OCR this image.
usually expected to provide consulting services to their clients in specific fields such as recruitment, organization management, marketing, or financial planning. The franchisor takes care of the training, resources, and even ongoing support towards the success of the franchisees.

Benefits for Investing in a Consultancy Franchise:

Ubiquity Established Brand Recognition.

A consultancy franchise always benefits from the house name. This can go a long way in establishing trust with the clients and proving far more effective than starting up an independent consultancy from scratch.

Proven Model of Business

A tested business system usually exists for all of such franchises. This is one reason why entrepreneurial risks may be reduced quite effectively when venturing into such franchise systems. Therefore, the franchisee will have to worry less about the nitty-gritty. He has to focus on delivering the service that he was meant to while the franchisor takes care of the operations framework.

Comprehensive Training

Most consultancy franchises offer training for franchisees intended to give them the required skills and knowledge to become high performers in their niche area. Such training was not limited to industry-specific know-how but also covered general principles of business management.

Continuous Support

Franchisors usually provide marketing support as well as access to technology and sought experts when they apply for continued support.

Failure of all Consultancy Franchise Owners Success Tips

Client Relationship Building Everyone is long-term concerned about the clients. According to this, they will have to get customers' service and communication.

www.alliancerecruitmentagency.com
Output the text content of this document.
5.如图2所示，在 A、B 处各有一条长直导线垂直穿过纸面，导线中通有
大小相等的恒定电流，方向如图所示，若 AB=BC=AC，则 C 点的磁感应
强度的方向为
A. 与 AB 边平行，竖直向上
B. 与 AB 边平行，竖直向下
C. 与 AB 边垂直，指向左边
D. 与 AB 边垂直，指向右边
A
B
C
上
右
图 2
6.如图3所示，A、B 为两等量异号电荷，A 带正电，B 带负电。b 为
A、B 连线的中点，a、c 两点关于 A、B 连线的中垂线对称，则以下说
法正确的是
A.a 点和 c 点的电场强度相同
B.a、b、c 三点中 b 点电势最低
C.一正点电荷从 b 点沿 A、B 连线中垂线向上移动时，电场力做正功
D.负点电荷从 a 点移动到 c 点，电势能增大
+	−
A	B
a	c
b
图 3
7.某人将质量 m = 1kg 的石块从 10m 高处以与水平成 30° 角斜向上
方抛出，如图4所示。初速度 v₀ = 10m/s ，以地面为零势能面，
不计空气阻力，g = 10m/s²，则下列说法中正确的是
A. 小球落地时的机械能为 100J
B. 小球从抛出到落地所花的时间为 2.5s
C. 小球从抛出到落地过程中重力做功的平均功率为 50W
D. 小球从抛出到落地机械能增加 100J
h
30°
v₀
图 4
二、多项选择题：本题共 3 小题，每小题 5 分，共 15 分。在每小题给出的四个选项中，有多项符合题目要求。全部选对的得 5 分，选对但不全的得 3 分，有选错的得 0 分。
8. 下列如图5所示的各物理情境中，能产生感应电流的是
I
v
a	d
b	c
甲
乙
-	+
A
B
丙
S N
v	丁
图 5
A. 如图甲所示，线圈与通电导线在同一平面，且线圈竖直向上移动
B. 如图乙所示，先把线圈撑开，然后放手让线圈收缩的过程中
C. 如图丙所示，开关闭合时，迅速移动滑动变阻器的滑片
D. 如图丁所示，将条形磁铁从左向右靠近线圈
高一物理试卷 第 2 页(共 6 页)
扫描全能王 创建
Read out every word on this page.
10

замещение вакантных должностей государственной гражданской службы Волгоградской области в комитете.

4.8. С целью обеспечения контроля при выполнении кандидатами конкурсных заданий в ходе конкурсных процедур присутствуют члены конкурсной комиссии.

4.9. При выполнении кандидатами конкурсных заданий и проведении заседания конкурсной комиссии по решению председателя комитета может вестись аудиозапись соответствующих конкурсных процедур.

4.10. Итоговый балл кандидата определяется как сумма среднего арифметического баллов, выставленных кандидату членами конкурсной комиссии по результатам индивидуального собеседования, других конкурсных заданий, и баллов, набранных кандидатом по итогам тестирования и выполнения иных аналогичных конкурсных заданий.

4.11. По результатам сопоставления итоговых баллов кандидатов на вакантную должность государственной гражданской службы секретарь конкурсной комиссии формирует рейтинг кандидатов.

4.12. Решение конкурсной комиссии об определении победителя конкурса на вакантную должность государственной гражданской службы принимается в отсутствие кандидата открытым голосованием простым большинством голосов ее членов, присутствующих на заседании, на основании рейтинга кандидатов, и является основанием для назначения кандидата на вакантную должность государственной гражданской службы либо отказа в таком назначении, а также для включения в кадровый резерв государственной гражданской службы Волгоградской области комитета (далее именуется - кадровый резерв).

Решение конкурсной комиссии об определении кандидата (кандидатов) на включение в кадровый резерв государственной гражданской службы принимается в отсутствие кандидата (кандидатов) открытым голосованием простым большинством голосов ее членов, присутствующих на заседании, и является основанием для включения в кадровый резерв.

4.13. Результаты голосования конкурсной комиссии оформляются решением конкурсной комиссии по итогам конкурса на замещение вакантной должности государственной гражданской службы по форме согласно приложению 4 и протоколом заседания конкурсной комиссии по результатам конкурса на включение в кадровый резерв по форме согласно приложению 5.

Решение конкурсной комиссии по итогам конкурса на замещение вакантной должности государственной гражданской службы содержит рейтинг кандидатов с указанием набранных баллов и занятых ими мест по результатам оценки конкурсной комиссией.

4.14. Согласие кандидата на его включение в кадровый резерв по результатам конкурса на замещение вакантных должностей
====================
● WRITTEN PROBLEM
Take every line above carrying "clients" and return it.

● TASK RESULT
usually expected to provide consulting services to their clients in specific fields such as recruitment, organization management, marketing, or financial planning. The franchisor takes care of the training, resources, and even ongoing support towards the success of the franchisees.
A consultancy franchise always benefits from the house name. This can go a long way in establishing trust with the clients and proving far more effective than starting up an independent consultancy from scratch.
Client Relationship Building Everyone is long-term concerned about the clients. According to this, they will have to get customers' service and communication.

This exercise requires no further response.